◆ **Problem details**
Write out the entries verbatim and leave the images out of the copy.

═══ Input

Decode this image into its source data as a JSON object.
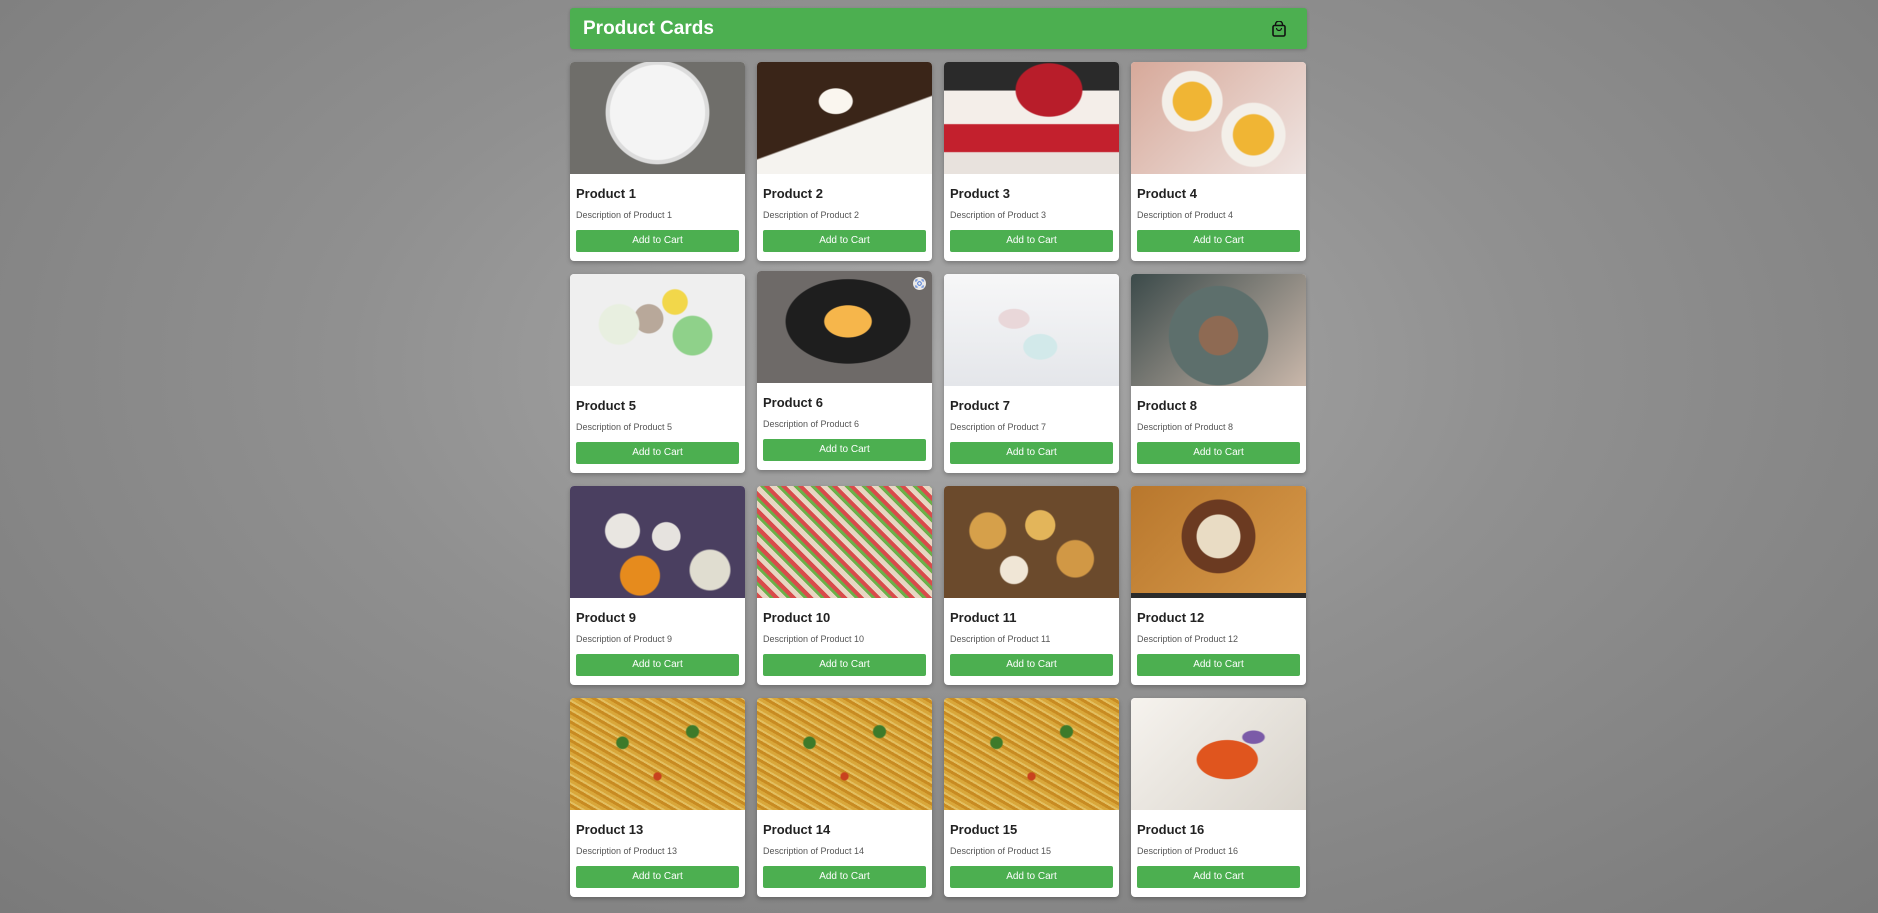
{
  "header": {
    "title": "Product Cards",
    "cart_icon": "shopping-bag-icon"
  },
  "colors": {
    "accent": "#4caf50",
    "page_background": "#8c8c8c"
  },
  "products": [
    {
      "name": "Product 1",
      "description": "Description of Product 1",
      "button": "Add to Cart"
    },
    {
      "name": "Product 2",
      "description": "Description of Product 2",
      "button": "Add to Cart"
    },
    {
      "name": "Product 3",
      "description": "Description of Product 3",
      "button": "Add to Cart"
    },
    {
      "name": "Product 4",
      "description": "Description of Product 4",
      "button": "Add to Cart"
    },
    {
      "name": "Product 5",
      "description": "Description of Product 5",
      "button": "Add to Cart"
    },
    {
      "name": "Product 6",
      "description": "Description of Product 6",
      "button": "Add to Cart"
    },
    {
      "name": "Product 7",
      "description": "Description of Product 7",
      "button": "Add to Cart"
    },
    {
      "name": "Product 8",
      "description": "Description of Product 8",
      "button": "Add to Cart"
    },
    {
      "name": "Product 9",
      "description": "Description of Product 9",
      "button": "Add to Cart"
    },
    {
      "name": "Product 10",
      "description": "Description of Product 10",
      "button": "Add to Cart"
    },
    {
      "name": "Product 11",
      "description": "Description of Product 11",
      "button": "Add to Cart"
    },
    {
      "name": "Product 12",
      "description": "Description of Product 12",
      "button": "Add to Cart"
    },
    {
      "name": "Product 13",
      "description": "Description of Product 13",
      "button": "Add to Cart"
    },
    {
      "name": "Product 14",
      "description": "Description of Product 14",
      "button": "Add to Cart"
    },
    {
      "name": "Product 15",
      "description": "Description of Product 15",
      "button": "Add to Cart"
    },
    {
      "name": "Product 16",
      "description": "Description of Product 16",
      "button": "Add to Cart"
    }
  ]
}
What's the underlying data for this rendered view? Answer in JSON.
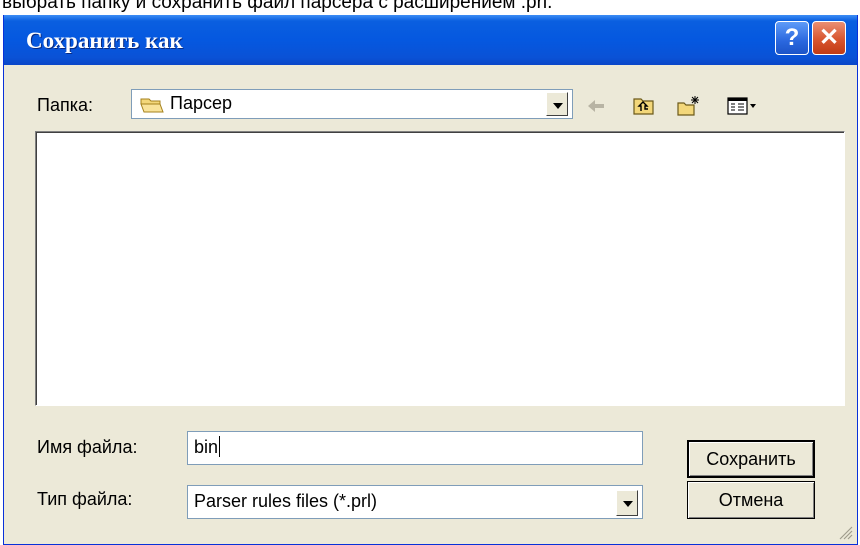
{
  "caption": "выбрать папку и сохранить файл парсера с расширением .prl.",
  "dialog": {
    "title": "Сохранить как",
    "help_label": "?",
    "close_label": "✕",
    "folder_label": "Папка:",
    "folder_value": "Парсер",
    "filename_label": "Имя файла:",
    "filename_value": "bin",
    "filetype_label": "Тип файла:",
    "filetype_value": "Parser rules files (*.prl)",
    "save_label": "Сохранить",
    "cancel_label": "Отмена"
  },
  "icons": [
    "folder-icon",
    "back-arrow-icon",
    "up-folder-icon",
    "new-folder-icon",
    "view-menu-icon",
    "resize-grip-icon"
  ]
}
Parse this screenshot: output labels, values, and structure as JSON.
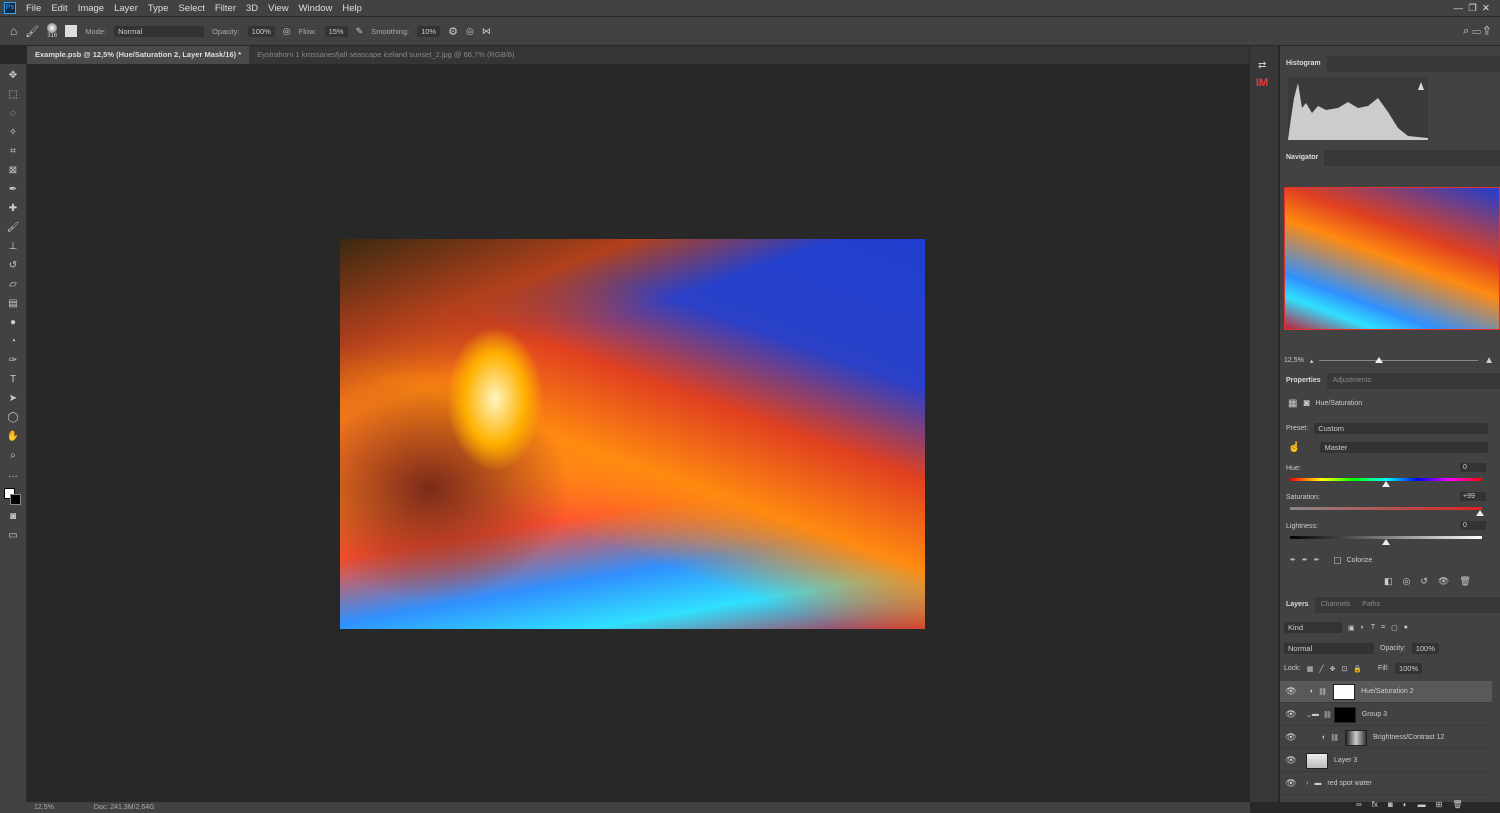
{
  "menu": [
    "File",
    "Edit",
    "Image",
    "Layer",
    "Type",
    "Select",
    "Filter",
    "3D",
    "View",
    "Window",
    "Help"
  ],
  "options": {
    "brush_size": "316",
    "mode_label": "Mode:",
    "mode": "Normal",
    "opacity_label": "Opacity:",
    "opacity": "100%",
    "flow_label": "Flow:",
    "flow": "15%",
    "smoothing_label": "Smoothing:",
    "smoothing": "10%"
  },
  "tabs": [
    {
      "label": "Example.psb @ 12,5% (Hue/Saturation 2, Layer Mask/16) *",
      "active": true
    },
    {
      "label": "Eystrahorn 1 krossanesfjall seascape iceland sunset_2.jpg @ 66,7% (RGB/8)",
      "active": false
    }
  ],
  "right_strip": {
    "im_label": "IM"
  },
  "histogram": {
    "title": "Histogram"
  },
  "navigator": {
    "title": "Navigator",
    "zoom": "12,5%"
  },
  "properties": {
    "tabs": [
      "Properties",
      "Adjustments"
    ],
    "type": "Hue/Saturation",
    "preset_label": "Preset:",
    "preset": "Custom",
    "channel": "Master",
    "hue_label": "Hue:",
    "hue": "0",
    "hue_pct": 50,
    "saturation_label": "Saturation:",
    "saturation": "+99",
    "saturation_pct": 99,
    "lightness_label": "Lightness:",
    "lightness": "0",
    "lightness_pct": 50,
    "colorize": "Colorize"
  },
  "layers": {
    "tabs": [
      "Layers",
      "Channels",
      "Paths"
    ],
    "filter": "Kind",
    "blend": "Normal",
    "opacity_label": "Opacity:",
    "opacity": "100%",
    "lock_label": "Lock:",
    "fill_label": "Fill:",
    "fill": "100%",
    "items": [
      {
        "name": "Hue/Saturation 2",
        "selected": true
      },
      {
        "name": "Group 3"
      },
      {
        "name": "Brightness/Contrast 12"
      },
      {
        "name": "Layer 3"
      },
      {
        "name": "red spot water"
      }
    ]
  },
  "status": {
    "zoom": "12,5%",
    "doc": "Doc: 241,3M/2,64G"
  }
}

══════

◆ **Finished answer**
Decode this image into its source data as a JSON object.
{
  "header": {
    "title": "Product Cards",
    "cart_icon": "shopping-bag-icon"
  },
  "colors": {
    "accent": "#4caf50",
    "page_background": "#8c8c8c"
  },
  "products": [
    {
      "name": "Product 1",
      "description": "Description of Product 1",
      "button": "Add to Cart"
    },
    {
      "name": "Product 2",
      "description": "Description of Product 2",
      "button": "Add to Cart"
    },
    {
      "name": "Product 3",
      "description": "Description of Product 3",
      "button": "Add to Cart"
    },
    {
      "name": "Product 4",
      "description": "Description of Product 4",
      "button": "Add to Cart"
    },
    {
      "name": "Product 5",
      "description": "Description of Product 5",
      "button": "Add to Cart"
    },
    {
      "name": "Product 6",
      "description": "Description of Product 6",
      "button": "Add to Cart"
    },
    {
      "name": "Product 7",
      "description": "Description of Product 7",
      "button": "Add to Cart"
    },
    {
      "name": "Product 8",
      "description": "Description of Product 8",
      "button": "Add to Cart"
    },
    {
      "name": "Product 9",
      "description": "Description of Product 9",
      "button": "Add to Cart"
    },
    {
      "name": "Product 10",
      "description": "Description of Product 10",
      "button": "Add to Cart"
    },
    {
      "name": "Product 11",
      "description": "Description of Product 11",
      "button": "Add to Cart"
    },
    {
      "name": "Product 12",
      "description": "Description of Product 12",
      "button": "Add to Cart"
    },
    {
      "name": "Product 13",
      "description": "Description of Product 13",
      "button": "Add to Cart"
    },
    {
      "name": "Product 14",
      "description": "Description of Product 14",
      "button": "Add to Cart"
    },
    {
      "name": "Product 15",
      "description": "Description of Product 15",
      "button": "Add to Cart"
    },
    {
      "name": "Product 16",
      "description": "Description of Product 16",
      "button": "Add to Cart"
    }
  ]
}
What's the underlying data for this rendered view? Answer in JSON.
{
  "caption": "выбрать папку и сохранить файл парсера с расширением .prl.",
  "dialog": {
    "title": "Сохранить как",
    "help_label": "?",
    "close_label": "✕",
    "folder_label": "Папка:",
    "folder_value": "Парсер",
    "filename_label": "Имя файла:",
    "filename_value": "bin",
    "filetype_label": "Тип файла:",
    "filetype_value": "Parser rules files (*.prl)",
    "save_label": "Сохранить",
    "cancel_label": "Отмена"
  },
  "icons": [
    "folder-icon",
    "back-arrow-icon",
    "up-folder-icon",
    "new-folder-icon",
    "view-menu-icon",
    "resize-grip-icon"
  ]
}
Parse this screenshot: output labels, values, and structure as JSON.
{
  "menu": [
    "File",
    "Edit",
    "Image",
    "Layer",
    "Type",
    "Select",
    "Filter",
    "3D",
    "View",
    "Window",
    "Help"
  ],
  "options": {
    "brush_size": "316",
    "mode_label": "Mode:",
    "mode": "Normal",
    "opacity_label": "Opacity:",
    "opacity": "100%",
    "flow_label": "Flow:",
    "flow": "15%",
    "smoothing_label": "Smoothing:",
    "smoothing": "10%"
  },
  "tabs": [
    {
      "label": "Example.psb @ 12,5% (Hue/Saturation 2, Layer Mask/16) *",
      "active": true
    },
    {
      "label": "Eystrahorn 1 krossanesfjall seascape iceland sunset_2.jpg @ 66,7% (RGB/8)",
      "active": false
    }
  ],
  "right_strip": {
    "im_label": "IM"
  },
  "histogram": {
    "title": "Histogram"
  },
  "navigator": {
    "title": "Navigator",
    "zoom": "12,5%"
  },
  "properties": {
    "tabs": [
      "Properties",
      "Adjustments"
    ],
    "type": "Hue/Saturation",
    "preset_label": "Preset:",
    "preset": "Custom",
    "channel": "Master",
    "hue_label": "Hue:",
    "hue": "0",
    "hue_pct": 50,
    "saturation_label": "Saturation:",
    "saturation": "+99",
    "saturation_pct": 99,
    "lightness_label": "Lightness:",
    "lightness": "0",
    "lightness_pct": 50,
    "colorize": "Colorize"
  },
  "layers": {
    "tabs": [
      "Layers",
      "Channels",
      "Paths"
    ],
    "filter": "Kind",
    "blend": "Normal",
    "opacity_label": "Opacity:",
    "opacity": "100%",
    "lock_label": "Lock:",
    "fill_label": "Fill:",
    "fill": "100%",
    "items": [
      {
        "name": "Hue/Saturation 2",
        "selected": true
      },
      {
        "name": "Group 3"
      },
      {
        "name": "Brightness/Contrast 12"
      },
      {
        "name": "Layer 3"
      },
      {
        "name": "red spot water"
      }
    ]
  },
  "status": {
    "zoom": "12,5%",
    "doc": "Doc: 241,3M/2,64G"
  }
}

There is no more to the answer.